Task directions
Each entry should be quoted word for word, including every mark of punctuation.

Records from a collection
______

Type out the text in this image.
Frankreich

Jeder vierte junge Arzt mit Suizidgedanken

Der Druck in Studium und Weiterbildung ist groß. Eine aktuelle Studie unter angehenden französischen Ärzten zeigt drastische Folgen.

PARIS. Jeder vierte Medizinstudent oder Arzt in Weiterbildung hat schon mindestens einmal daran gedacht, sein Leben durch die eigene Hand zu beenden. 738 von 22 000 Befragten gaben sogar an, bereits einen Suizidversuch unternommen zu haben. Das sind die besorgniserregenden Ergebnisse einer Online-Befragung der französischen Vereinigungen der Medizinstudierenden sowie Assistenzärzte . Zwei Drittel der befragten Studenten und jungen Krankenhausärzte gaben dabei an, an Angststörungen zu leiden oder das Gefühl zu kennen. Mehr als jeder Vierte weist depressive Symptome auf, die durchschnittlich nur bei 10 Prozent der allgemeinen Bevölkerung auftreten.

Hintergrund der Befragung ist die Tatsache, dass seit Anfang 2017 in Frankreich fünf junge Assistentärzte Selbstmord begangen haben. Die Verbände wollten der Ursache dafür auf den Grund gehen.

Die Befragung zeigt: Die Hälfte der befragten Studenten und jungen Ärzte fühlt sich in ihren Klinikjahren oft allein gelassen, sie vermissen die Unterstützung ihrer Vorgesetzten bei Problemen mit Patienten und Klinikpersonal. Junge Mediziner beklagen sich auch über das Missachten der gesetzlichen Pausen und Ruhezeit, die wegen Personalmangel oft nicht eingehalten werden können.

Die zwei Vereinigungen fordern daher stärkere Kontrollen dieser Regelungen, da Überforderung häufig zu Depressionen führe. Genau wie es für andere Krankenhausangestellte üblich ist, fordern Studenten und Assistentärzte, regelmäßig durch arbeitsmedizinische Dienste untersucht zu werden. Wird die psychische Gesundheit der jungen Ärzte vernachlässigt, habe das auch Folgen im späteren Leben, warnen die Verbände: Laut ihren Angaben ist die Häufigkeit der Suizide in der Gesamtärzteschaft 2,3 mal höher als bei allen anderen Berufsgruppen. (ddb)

______

Worked answer
Type out the text in this image.
Frankreich

Jeder vierte junge Arzt mit Suizidgedanken

Der Druck in Studium und Weiterbildung ist groß. Eine aktuelle Studie unter angehenden französischen Ärzten zeigt drastische Folgen.

PARIS. Jeder vierte Medizinstudent oder Arzt in Weiterbildung hat schon mindestens einmal daran gedacht, sein Leben durch die eigene Hand zu beenden. 738 von 22 000 Befragten gaben sogar an, bereits einen Suizidversuch unternommen zu haben. Das sind die besorgniserregenden Ergebnisse einer Online-Befragung der französischen Vereinigungen der Medizinstudierenden sowie Assistenzärzte . Zwei Drittel der befragten Studenten und jungen Krankenhausärzte gaben dabei an, an Angststörungen zu leiden oder das Gefühl zu kennen. Mehr als jeder Vierte weist depressive Symptome auf, die durchschnittlich nur bei 10 Prozent der allgemeinen Bevölkerung auftreten.

Hintergrund der Befragung ist die Tatsache, dass seit Anfang 2017 in Frankreich fünf junge Assistentärzte Selbstmord begangen haben. Die Verbände wollten der Ursache dafür auf den Grund gehen.

Die Befragung zeigt: Die Hälfte der befragten Studenten und jungen Ärzte fühlt sich in ihren Klinikjahren oft allein gelassen, sie vermissen die Unterstützung ihrer Vorgesetzten bei Problemen mit Patienten und Klinikpersonal. Junge Mediziner beklagen sich auch über das Missachten der gesetzlichen Pausen und Ruhezeit, die wegen Personalmangel oft nicht eingehalten werden können.

Die zwei Vereinigungen fordern daher stärkere Kontrollen dieser Regelungen, da Überforderung häufig zu Depressionen führe. Genau wie es für andere Krankenhausangestellte üblich ist, fordern Studenten und Assistentärzte, regelmäßig durch arbeitsmedizinische Dienste untersucht zu werden. Wird die psychische Gesundheit der jungen Ärzte vernachlässigt, habe das auch Folgen im späteren Leben, warnen die Verbände: Laut ihren Angaben ist die Häufigkeit der Suizide in der Gesamtärzteschaft 2,3 mal höher als bei allen anderen Berufsgruppen. (ddb)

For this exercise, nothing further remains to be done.